### To be done
From the listing below, extract every line containing "Cortex".

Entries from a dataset
<<<<
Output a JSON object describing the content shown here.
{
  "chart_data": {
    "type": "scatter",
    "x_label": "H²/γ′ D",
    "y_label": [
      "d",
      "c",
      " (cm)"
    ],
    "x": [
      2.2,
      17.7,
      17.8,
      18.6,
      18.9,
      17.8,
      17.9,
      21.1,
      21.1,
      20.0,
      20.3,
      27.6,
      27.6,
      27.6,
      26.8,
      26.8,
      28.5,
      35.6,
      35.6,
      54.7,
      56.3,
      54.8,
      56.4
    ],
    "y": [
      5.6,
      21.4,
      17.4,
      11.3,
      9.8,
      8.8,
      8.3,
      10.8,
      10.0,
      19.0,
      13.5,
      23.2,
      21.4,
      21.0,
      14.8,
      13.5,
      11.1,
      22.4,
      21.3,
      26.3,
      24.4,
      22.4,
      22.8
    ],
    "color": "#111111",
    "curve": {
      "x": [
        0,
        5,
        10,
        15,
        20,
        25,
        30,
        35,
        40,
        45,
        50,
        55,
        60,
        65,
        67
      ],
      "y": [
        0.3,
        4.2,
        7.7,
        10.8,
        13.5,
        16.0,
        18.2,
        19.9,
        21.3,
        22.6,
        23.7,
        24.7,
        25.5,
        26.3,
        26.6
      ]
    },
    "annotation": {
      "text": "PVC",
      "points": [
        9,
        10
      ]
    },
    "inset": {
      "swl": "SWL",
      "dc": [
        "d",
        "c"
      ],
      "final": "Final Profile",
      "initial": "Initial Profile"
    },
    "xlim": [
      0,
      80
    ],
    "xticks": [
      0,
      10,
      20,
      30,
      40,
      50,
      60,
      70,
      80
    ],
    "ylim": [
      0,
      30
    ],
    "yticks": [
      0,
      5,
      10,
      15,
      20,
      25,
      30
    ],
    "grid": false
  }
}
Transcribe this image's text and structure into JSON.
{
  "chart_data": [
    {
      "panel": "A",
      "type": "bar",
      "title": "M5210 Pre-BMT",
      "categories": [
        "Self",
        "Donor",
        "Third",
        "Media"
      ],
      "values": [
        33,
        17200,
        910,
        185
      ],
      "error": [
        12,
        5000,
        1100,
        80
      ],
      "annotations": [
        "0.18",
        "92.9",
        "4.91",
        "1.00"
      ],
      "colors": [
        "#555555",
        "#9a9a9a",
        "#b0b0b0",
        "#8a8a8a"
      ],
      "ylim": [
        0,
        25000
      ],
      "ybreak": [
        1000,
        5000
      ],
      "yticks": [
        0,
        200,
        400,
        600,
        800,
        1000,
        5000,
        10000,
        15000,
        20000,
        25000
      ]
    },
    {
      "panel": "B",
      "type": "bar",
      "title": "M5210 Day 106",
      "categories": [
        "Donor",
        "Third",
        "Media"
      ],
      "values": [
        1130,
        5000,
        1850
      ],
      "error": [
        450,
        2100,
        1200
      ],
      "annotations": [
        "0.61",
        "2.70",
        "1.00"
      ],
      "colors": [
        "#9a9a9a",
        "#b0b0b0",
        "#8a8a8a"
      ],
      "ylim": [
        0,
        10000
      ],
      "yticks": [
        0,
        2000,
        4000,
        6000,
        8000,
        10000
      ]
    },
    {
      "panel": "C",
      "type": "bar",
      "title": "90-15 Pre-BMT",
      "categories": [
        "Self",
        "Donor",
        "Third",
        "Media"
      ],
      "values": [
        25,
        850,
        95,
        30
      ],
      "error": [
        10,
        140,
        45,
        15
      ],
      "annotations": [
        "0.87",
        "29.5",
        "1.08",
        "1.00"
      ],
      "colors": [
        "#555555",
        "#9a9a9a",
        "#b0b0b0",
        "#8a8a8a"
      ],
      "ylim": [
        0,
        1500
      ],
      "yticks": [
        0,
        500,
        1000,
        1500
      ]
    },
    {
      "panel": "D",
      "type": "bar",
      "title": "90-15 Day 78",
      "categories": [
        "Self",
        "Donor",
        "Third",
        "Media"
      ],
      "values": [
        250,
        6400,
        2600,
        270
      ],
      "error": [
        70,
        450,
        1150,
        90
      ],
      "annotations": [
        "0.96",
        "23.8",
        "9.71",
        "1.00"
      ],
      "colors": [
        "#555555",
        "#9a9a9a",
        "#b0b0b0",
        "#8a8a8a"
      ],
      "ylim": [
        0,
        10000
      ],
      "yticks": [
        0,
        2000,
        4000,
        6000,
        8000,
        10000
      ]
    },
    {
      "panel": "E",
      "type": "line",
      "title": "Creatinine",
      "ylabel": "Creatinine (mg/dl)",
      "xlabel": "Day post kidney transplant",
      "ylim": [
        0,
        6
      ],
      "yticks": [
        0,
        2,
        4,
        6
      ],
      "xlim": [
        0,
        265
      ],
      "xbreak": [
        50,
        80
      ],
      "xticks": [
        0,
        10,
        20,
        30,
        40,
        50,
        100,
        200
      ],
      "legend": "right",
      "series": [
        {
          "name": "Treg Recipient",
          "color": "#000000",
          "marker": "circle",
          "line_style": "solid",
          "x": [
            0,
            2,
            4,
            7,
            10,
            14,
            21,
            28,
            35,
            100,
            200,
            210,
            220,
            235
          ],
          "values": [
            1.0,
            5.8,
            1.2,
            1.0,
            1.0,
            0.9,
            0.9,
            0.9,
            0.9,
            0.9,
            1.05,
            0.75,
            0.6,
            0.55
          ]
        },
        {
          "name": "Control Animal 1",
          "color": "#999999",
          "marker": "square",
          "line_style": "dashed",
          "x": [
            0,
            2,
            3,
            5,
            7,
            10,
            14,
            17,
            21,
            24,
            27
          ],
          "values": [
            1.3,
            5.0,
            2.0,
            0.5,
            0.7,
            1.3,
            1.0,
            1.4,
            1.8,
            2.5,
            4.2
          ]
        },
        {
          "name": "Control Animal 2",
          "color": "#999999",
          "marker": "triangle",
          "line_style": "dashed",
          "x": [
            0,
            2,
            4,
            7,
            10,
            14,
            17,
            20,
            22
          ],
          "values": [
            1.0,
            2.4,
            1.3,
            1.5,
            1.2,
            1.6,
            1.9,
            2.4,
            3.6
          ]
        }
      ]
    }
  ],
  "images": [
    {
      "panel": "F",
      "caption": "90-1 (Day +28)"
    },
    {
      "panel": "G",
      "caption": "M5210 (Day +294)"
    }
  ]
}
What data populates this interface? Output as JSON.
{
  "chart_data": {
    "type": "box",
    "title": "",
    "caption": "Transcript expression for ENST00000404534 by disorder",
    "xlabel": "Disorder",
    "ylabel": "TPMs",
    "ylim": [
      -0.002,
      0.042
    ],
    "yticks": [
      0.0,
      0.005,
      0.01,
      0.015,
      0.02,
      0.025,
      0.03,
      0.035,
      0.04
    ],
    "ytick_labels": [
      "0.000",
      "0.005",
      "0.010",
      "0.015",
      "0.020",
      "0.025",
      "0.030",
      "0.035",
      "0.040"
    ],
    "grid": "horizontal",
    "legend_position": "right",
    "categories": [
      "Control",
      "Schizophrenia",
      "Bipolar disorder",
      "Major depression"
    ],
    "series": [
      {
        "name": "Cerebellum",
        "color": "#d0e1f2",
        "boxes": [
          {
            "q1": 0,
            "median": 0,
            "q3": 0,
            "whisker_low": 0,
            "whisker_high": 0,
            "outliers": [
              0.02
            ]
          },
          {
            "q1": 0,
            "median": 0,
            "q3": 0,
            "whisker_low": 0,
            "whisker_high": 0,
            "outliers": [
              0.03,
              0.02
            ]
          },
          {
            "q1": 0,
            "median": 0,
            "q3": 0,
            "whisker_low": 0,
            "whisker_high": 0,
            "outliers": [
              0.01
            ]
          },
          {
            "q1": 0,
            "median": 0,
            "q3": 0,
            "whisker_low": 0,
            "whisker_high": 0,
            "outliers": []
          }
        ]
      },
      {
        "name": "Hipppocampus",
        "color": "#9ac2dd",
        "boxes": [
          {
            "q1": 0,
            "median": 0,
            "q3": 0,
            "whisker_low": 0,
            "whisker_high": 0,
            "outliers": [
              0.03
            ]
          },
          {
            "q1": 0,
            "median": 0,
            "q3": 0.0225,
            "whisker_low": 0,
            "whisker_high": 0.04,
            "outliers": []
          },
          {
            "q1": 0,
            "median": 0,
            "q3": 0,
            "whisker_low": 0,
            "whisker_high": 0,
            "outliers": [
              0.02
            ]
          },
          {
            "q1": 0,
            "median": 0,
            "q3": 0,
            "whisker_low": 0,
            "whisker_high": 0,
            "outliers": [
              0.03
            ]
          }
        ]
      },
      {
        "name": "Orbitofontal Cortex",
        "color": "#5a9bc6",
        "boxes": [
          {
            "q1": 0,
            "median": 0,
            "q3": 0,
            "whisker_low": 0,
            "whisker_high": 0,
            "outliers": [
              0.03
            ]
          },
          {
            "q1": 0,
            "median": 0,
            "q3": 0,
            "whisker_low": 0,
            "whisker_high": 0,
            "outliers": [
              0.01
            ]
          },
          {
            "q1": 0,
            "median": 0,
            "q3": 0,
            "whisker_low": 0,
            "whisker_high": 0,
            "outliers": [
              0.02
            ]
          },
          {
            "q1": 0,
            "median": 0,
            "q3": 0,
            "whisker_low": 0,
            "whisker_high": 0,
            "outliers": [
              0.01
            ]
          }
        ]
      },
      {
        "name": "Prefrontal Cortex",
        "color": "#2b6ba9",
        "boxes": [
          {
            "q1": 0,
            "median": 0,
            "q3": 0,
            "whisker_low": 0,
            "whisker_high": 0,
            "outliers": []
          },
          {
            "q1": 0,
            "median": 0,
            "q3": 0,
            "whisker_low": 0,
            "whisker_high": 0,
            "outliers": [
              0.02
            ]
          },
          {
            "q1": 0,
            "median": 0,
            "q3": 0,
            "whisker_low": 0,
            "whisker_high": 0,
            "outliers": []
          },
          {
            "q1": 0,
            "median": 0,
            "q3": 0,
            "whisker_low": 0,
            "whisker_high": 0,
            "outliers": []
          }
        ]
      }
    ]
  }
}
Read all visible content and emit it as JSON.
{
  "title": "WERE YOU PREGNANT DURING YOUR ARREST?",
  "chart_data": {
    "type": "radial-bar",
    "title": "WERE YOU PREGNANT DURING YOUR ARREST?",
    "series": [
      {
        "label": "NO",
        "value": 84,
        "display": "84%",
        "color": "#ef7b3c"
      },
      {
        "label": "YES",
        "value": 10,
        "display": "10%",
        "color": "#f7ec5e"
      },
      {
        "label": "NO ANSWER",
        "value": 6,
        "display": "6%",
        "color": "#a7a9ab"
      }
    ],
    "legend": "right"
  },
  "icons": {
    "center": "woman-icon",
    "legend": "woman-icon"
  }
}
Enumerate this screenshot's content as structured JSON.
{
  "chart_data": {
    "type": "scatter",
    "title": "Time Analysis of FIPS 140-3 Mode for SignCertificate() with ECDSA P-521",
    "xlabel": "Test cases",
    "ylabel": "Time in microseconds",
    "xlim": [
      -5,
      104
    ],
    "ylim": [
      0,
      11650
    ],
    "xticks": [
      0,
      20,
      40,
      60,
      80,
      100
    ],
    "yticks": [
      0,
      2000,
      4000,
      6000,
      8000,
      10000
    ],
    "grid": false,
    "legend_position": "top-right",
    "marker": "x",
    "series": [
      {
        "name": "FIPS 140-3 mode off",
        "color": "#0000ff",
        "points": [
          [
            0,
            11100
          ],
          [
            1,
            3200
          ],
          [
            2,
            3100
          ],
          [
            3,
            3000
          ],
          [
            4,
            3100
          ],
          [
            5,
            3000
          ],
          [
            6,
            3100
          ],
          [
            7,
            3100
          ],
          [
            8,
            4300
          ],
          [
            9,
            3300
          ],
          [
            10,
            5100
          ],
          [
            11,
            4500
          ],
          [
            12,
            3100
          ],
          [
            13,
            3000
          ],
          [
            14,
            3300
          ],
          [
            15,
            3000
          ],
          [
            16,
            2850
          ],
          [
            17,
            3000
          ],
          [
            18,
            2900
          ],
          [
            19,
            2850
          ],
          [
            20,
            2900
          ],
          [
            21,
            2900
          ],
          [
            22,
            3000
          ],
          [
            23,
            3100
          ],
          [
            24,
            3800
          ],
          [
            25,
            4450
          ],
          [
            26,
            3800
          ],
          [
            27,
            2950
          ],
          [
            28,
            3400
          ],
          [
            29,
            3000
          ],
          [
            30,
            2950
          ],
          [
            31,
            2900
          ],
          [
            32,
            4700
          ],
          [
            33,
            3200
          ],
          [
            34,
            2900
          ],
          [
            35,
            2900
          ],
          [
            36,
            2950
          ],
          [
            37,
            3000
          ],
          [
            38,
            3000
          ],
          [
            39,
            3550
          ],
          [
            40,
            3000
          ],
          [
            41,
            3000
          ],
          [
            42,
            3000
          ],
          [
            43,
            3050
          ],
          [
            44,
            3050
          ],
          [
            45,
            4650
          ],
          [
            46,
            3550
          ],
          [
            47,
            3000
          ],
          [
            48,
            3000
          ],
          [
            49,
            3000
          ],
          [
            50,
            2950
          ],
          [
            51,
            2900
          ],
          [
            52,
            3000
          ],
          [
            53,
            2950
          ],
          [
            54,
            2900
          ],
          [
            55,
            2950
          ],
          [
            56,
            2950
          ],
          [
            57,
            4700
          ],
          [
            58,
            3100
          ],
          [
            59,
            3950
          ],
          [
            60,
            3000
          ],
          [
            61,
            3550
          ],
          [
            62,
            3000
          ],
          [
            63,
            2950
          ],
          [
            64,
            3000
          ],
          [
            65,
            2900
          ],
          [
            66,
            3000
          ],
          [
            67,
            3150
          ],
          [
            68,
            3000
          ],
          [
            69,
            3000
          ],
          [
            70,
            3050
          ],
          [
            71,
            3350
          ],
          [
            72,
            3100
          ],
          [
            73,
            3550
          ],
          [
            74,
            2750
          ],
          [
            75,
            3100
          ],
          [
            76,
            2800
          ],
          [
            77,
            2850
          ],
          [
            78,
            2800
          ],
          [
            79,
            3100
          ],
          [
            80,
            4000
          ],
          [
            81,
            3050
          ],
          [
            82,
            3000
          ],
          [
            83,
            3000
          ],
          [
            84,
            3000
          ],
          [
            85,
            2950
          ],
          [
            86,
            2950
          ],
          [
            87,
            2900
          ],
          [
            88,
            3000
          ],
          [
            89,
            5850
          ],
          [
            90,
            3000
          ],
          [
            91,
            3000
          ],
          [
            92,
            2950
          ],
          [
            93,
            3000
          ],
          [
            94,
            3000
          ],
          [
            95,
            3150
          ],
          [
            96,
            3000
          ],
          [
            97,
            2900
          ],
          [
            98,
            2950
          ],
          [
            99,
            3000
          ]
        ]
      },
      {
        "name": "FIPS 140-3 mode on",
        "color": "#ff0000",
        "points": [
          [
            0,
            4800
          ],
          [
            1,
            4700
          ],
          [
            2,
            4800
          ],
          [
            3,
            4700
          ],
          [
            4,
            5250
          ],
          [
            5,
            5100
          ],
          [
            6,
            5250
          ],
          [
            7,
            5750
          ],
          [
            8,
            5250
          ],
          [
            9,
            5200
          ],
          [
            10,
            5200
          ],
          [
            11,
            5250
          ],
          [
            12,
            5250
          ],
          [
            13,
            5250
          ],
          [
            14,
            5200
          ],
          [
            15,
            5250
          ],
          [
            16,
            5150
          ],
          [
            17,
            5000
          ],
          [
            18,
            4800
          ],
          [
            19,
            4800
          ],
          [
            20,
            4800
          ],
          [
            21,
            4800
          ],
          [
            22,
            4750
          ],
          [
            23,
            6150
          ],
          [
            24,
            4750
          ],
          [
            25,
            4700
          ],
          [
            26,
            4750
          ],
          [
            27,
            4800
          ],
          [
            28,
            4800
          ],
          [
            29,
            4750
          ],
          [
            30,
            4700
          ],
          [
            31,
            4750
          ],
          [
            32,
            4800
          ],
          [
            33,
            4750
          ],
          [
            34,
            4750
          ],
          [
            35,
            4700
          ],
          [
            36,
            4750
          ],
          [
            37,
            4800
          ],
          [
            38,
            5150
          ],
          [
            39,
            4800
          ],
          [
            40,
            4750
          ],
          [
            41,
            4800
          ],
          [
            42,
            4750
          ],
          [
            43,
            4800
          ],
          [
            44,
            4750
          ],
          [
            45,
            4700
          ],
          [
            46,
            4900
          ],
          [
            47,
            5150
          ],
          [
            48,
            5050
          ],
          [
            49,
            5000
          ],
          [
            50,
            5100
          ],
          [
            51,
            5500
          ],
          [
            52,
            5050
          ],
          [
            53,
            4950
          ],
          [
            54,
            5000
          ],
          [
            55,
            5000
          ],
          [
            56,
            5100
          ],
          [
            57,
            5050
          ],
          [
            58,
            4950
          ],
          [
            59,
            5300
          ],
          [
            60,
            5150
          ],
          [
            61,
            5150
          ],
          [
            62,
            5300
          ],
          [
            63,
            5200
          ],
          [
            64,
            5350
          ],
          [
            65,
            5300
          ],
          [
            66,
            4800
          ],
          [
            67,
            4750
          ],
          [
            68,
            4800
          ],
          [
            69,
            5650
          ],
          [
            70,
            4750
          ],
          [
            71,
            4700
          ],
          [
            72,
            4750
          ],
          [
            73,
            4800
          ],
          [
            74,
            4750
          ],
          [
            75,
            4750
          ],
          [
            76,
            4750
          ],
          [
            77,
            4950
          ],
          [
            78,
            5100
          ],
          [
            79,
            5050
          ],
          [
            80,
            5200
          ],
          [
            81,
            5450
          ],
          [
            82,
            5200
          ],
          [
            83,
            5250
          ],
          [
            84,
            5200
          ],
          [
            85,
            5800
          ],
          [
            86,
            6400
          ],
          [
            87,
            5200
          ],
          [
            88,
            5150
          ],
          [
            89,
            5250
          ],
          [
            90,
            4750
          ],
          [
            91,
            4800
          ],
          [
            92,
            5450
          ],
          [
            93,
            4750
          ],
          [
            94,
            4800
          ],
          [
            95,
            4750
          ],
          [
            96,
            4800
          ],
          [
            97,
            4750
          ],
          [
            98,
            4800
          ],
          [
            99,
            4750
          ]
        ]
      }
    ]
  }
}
>>>>
### Written response
        "name": "Orbitofontal Cortex",
        "name": "Prefrontal Cortex",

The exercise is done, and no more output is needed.